▸ WHAT IS NEEDED:
Reproduce these records line for line, swapping "Submit Comment" for "Post Comment" and leaving everything else the same.

▸ EXERCISE INPUTS:
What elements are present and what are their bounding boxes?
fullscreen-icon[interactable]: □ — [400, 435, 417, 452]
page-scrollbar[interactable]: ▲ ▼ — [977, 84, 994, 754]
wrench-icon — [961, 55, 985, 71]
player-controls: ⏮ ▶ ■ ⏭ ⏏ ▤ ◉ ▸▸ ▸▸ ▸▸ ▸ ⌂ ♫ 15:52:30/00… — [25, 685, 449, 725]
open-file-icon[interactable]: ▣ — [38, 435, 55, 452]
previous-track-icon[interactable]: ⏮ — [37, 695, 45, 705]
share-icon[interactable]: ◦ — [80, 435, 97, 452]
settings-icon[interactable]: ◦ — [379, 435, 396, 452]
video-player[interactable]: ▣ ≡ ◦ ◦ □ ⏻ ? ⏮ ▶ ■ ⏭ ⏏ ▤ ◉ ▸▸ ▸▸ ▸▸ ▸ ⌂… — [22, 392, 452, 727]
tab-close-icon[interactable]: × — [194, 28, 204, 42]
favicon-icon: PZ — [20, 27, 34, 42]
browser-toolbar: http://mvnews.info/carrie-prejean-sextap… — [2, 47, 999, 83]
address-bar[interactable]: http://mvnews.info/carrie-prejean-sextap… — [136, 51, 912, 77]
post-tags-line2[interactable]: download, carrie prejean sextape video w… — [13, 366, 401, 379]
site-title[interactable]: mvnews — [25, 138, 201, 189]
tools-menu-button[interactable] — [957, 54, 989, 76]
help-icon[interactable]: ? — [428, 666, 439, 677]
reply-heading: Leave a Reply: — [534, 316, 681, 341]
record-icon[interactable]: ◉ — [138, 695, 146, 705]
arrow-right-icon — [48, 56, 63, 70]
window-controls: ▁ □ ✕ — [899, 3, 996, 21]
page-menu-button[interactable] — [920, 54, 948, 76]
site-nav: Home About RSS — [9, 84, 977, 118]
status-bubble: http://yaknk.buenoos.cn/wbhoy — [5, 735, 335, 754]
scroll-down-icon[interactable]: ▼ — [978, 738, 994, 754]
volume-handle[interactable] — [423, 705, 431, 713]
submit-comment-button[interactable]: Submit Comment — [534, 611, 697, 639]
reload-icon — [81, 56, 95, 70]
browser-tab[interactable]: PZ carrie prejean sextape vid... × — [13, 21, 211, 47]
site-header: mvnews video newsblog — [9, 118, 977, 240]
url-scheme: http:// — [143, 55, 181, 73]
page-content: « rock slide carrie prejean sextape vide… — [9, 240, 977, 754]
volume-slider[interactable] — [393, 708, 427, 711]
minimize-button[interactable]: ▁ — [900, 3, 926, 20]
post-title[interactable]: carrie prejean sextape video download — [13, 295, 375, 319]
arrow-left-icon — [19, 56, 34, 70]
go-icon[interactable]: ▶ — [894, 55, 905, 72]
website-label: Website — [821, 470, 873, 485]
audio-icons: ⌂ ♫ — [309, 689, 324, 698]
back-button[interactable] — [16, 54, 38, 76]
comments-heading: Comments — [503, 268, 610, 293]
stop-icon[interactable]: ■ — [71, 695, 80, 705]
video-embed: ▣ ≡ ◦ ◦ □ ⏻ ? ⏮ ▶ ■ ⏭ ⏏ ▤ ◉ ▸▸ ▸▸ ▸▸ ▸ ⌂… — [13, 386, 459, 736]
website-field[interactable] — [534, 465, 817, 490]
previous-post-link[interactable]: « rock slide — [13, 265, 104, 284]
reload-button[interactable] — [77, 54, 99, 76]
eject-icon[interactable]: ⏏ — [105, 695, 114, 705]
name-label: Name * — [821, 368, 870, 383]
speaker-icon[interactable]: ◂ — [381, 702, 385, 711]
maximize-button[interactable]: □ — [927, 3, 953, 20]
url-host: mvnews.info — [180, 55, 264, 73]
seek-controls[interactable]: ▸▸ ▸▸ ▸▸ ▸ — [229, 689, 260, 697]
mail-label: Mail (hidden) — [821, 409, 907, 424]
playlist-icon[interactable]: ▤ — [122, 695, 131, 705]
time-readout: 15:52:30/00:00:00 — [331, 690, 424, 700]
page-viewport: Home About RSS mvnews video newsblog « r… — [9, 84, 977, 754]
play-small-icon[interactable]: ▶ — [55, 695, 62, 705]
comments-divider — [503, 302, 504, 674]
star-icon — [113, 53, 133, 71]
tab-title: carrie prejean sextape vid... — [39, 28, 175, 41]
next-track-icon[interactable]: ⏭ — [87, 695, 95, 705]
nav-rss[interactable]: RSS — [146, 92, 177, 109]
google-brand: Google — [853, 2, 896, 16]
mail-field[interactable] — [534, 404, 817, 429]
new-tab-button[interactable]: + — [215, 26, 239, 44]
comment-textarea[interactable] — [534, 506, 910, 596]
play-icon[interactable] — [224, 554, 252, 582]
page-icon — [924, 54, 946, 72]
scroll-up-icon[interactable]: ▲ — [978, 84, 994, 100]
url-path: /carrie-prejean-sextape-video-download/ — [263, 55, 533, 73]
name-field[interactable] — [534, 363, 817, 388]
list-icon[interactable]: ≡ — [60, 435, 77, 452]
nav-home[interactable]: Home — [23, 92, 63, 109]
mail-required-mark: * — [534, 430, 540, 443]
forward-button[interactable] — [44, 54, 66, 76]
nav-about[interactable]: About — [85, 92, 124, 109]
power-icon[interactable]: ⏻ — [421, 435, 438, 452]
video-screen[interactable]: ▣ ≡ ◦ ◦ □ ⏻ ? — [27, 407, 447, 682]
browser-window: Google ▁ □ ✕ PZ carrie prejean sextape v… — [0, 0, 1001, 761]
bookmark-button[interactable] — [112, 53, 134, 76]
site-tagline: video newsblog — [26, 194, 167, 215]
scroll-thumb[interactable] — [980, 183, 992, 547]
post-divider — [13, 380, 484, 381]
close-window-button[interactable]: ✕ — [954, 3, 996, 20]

▸ THE RESPONSE:
What elements are present and what are their bounding boxes?
fullscreen-icon[interactable]: □ — [400, 435, 417, 452]
page-scrollbar[interactable]: ▲ ▼ — [977, 84, 994, 754]
wrench-icon — [961, 55, 985, 71]
player-controls: ⏮ ▶ ■ ⏭ ⏏ ▤ ◉ ▸▸ ▸▸ ▸▸ ▸ ⌂ ♫ 15:52:30/00… — [25, 685, 449, 725]
open-file-icon[interactable]: ▣ — [38, 435, 55, 452]
previous-track-icon[interactable]: ⏮ — [37, 695, 45, 705]
share-icon[interactable]: ◦ — [80, 435, 97, 452]
settings-icon[interactable]: ◦ — [379, 435, 396, 452]
video-player[interactable]: ▣ ≡ ◦ ◦ □ ⏻ ? ⏮ ▶ ■ ⏭ ⏏ ▤ ◉ ▸▸ ▸▸ ▸▸ ▸ ⌂… — [22, 392, 452, 727]
tab-close-icon[interactable]: × — [194, 28, 204, 42]
favicon-icon: PZ — [20, 27, 34, 42]
browser-toolbar: http://mvnews.info/carrie-prejean-sextap… — [2, 47, 999, 83]
address-bar[interactable]: http://mvnews.info/carrie-prejean-sextap… — [136, 51, 912, 77]
post-tags-line2[interactable]: download, carrie prejean sextape video w… — [13, 366, 401, 379]
site-title[interactable]: mvnews — [25, 138, 201, 189]
tools-menu-button[interactable] — [957, 54, 989, 76]
help-icon[interactable]: ? — [428, 666, 439, 677]
reply-heading: Leave a Reply: — [534, 316, 681, 341]
record-icon[interactable]: ◉ — [138, 695, 146, 705]
arrow-right-icon — [48, 56, 63, 70]
window-controls: ▁ □ ✕ — [899, 3, 996, 21]
page-menu-button[interactable] — [920, 54, 948, 76]
site-nav: Home About RSS — [9, 84, 977, 118]
status-bubble: http://yaknk.buenoos.cn/wbhoy — [5, 735, 335, 754]
scroll-down-icon[interactable]: ▼ — [978, 738, 994, 754]
volume-handle[interactable] — [423, 705, 431, 713]
submit-comment-button[interactable]: Post Comment — [534, 611, 697, 639]
reload-icon — [81, 56, 95, 70]
browser-tab[interactable]: PZ carrie prejean sextape vid... × — [13, 21, 211, 47]
site-header: mvnews video newsblog — [9, 118, 977, 240]
url-scheme: http:// — [143, 55, 181, 73]
page-content: « rock slide carrie prejean sextape vide… — [9, 240, 977, 754]
volume-slider[interactable] — [393, 708, 427, 711]
minimize-button[interactable]: ▁ — [900, 3, 926, 20]
post-title[interactable]: carrie prejean sextape video download — [13, 295, 375, 319]
arrow-left-icon — [19, 56, 34, 70]
go-icon[interactable]: ▶ — [894, 55, 905, 72]
website-label: Website — [821, 470, 873, 485]
audio-icons: ⌂ ♫ — [309, 689, 324, 698]
back-button[interactable] — [16, 54, 38, 76]
comments-heading: Comments — [503, 268, 610, 293]
stop-icon[interactable]: ■ — [71, 695, 80, 705]
video-embed: ▣ ≡ ◦ ◦ □ ⏻ ? ⏮ ▶ ■ ⏭ ⏏ ▤ ◉ ▸▸ ▸▸ ▸▸ ▸ ⌂… — [13, 386, 459, 736]
website-field[interactable] — [534, 465, 817, 490]
previous-post-link[interactable]: « rock slide — [13, 265, 104, 284]
reload-button[interactable] — [77, 54, 99, 76]
eject-icon[interactable]: ⏏ — [105, 695, 114, 705]
name-label: Name * — [821, 368, 870, 383]
speaker-icon[interactable]: ◂ — [381, 702, 385, 711]
maximize-button[interactable]: □ — [927, 3, 953, 20]
url-host: mvnews.info — [180, 55, 264, 73]
seek-controls[interactable]: ▸▸ ▸▸ ▸▸ ▸ — [229, 689, 260, 697]
mail-label: Mail (hidden) — [821, 409, 907, 424]
playlist-icon[interactable]: ▤ — [122, 695, 131, 705]
time-readout: 15:52:30/00:00:00 — [331, 690, 424, 700]
page-viewport: Home About RSS mvnews video newsblog « r… — [9, 84, 977, 754]
play-small-icon[interactable]: ▶ — [55, 695, 62, 705]
comments-divider — [503, 302, 504, 674]
star-icon — [113, 53, 133, 71]
tab-title: carrie prejean sextape vid... — [39, 28, 175, 41]
next-track-icon[interactable]: ⏭ — [87, 695, 95, 705]
nav-rss[interactable]: RSS — [146, 92, 177, 109]
google-brand: Google — [853, 2, 896, 16]
mail-field[interactable] — [534, 404, 817, 429]
new-tab-button[interactable]: + — [215, 26, 239, 44]
comment-textarea[interactable] — [534, 506, 910, 596]
play-icon[interactable] — [224, 554, 252, 582]
page-icon — [924, 54, 946, 72]
scroll-up-icon[interactable]: ▲ — [978, 84, 994, 100]
url-path: /carrie-prejean-sextape-video-download/ — [263, 55, 533, 73]
name-field[interactable] — [534, 363, 817, 388]
list-icon[interactable]: ≡ — [60, 435, 77, 452]
nav-home[interactable]: Home — [23, 92, 63, 109]
mail-required-mark: * — [534, 430, 540, 443]
forward-button[interactable] — [44, 54, 66, 76]
nav-about[interactable]: About — [85, 92, 124, 109]
power-icon[interactable]: ⏻ — [421, 435, 438, 452]
video-screen[interactable]: ▣ ≡ ◦ ◦ □ ⏻ ? — [27, 407, 447, 682]
browser-window: Google ▁ □ ✕ PZ carrie prejean sextape v… — [0, 0, 1001, 761]
bookmark-button[interactable] — [112, 53, 134, 76]
site-tagline: video newsblog — [26, 194, 167, 215]
scroll-thumb[interactable] — [980, 183, 992, 547]
post-divider — [13, 380, 484, 381]
close-window-button[interactable]: ✕ — [954, 3, 996, 20]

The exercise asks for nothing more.